--- WHAT NEEDS TO BE DONE ---
From the records, pick out and copy each line containing "Imola".

--- WORKING DATA ---
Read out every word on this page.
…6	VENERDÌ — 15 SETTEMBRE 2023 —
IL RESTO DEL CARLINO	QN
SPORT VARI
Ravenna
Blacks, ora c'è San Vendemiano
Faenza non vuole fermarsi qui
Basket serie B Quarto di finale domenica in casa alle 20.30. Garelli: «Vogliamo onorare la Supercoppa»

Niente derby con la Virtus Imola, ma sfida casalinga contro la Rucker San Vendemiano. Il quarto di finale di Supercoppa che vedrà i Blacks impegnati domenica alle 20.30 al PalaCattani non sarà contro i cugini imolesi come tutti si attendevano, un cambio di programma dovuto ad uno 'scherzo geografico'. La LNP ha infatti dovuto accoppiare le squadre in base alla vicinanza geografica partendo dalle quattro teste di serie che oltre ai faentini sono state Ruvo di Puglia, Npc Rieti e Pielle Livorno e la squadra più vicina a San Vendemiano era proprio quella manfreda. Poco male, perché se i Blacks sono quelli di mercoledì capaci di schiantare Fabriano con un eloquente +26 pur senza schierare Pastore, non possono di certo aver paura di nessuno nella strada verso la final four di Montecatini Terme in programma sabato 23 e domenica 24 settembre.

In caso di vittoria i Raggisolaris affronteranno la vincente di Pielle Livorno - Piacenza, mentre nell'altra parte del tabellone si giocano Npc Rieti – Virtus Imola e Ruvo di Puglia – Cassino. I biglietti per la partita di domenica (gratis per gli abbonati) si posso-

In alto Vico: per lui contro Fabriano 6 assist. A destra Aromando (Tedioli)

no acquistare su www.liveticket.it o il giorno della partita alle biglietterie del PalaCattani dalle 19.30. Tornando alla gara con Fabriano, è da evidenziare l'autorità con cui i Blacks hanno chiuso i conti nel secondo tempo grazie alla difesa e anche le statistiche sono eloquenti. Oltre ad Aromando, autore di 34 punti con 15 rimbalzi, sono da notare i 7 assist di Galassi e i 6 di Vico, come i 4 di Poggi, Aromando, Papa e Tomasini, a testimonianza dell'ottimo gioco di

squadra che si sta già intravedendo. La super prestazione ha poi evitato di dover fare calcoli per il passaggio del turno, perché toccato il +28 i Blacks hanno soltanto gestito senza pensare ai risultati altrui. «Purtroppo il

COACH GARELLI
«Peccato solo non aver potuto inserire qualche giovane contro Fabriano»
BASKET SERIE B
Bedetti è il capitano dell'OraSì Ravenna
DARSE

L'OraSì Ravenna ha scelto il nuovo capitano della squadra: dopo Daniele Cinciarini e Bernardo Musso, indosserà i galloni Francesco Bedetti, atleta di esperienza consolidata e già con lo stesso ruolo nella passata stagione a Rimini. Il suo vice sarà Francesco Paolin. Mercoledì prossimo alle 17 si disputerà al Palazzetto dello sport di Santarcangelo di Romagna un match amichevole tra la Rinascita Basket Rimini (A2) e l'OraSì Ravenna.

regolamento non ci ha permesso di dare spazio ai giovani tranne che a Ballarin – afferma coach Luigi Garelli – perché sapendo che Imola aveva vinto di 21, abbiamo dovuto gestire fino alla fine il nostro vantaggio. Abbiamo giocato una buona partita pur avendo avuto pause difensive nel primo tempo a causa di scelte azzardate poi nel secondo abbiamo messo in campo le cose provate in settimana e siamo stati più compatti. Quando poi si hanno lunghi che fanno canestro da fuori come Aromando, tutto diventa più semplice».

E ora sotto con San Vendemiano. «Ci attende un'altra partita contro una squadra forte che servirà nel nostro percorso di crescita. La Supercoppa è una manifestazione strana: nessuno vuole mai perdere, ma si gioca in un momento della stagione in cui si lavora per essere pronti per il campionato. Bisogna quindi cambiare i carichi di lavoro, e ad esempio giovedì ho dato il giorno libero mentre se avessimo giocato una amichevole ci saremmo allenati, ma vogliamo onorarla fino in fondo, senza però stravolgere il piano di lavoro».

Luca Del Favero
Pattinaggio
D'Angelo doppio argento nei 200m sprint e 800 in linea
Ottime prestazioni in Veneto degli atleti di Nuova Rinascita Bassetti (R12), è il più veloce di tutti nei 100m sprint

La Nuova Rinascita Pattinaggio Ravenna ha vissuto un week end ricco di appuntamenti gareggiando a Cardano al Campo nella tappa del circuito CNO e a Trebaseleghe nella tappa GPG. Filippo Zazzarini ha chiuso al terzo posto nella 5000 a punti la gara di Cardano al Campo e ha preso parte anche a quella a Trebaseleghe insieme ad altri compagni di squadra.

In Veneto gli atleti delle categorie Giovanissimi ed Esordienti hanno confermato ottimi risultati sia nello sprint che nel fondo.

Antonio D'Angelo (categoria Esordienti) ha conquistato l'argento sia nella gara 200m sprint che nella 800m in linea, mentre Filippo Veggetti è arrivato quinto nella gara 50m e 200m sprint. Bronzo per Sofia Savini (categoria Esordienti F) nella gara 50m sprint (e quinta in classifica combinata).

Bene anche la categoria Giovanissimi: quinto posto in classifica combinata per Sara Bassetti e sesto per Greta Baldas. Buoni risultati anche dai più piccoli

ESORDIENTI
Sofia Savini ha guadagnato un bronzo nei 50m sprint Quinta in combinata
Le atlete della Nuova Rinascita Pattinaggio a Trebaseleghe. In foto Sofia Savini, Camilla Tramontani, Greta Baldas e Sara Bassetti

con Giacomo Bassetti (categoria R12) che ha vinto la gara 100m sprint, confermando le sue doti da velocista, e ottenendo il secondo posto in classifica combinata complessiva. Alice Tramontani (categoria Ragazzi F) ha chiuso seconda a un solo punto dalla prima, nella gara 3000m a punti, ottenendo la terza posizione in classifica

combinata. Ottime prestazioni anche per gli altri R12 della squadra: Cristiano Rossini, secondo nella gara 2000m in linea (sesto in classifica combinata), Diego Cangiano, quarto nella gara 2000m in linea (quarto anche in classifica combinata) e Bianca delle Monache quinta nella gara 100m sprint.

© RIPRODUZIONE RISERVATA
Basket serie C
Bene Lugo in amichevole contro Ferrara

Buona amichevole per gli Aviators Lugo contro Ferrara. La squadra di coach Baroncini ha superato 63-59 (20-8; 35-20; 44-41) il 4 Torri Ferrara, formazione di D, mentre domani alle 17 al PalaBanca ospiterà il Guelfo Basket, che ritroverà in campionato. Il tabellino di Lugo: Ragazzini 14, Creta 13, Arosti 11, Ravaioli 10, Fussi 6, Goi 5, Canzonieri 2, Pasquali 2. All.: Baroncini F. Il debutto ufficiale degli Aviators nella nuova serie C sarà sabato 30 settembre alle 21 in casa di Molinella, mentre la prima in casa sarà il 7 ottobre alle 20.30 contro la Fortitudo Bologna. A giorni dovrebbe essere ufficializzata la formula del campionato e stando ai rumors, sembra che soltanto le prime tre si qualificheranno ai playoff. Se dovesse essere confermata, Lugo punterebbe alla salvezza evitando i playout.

--- FINISHED ANSWER ---
Niente derby con la Virtus Imola, ma sfida casalinga contro la Rucker San Vendemiano. Il quarto di finale di Supercoppa che vedrà i Blacks impegnati domenica alle 20.30 al PalaCattani non sarà contro i cugini imolesi come tutti si attendevano, un cambio di programma dovuto ad uno 'scherzo geografico'. La LNP ha infatti dovuto accoppiare le squadre in base alla vicinanza geografica partendo dalle quattro teste di serie che oltre ai faentini sono state Ruvo di Puglia, Npc Rieti e Pielle Livorno e la squadra più vicina a San Vendemiano era proprio quella manfreda. Poco male, perché se i Blacks sono quelli di mercoledì capaci di schiantare Fabriano con un eloquente +26 pur senza schierare Pastore, non possono di certo aver paura di nessuno nella strada verso la final four di Montecatini Terme in programma sabato 23 e domenica 24 settembre.
In caso di vittoria i Raggisolaris affronteranno la vincente di Pielle Livorno - Piacenza, mentre nell'altra parte del tabellone si giocano Npc Rieti – Virtus Imola e Ruvo di Puglia – Cassino. I biglietti per la partita di domenica (gratis per gli abbonati) si posso-
regolamento non ci ha permesso di dare spazio ai giovani tranne che a Ballarin – afferma coach Luigi Garelli – perché sapendo che Imola aveva vinto di 21, abbiamo dovuto gestire fino alla fine il nostro vantaggio. Abbiamo giocato una buona partita pur avendo avuto pause difensive nel primo tempo a causa di scelte azzardate poi nel secondo abbiamo messo in campo le cose provate in settimana e siamo stati più compatti. Quando poi si hanno lunghi che fanno canestro da fuori come Aromando, tutto diventa più semplice».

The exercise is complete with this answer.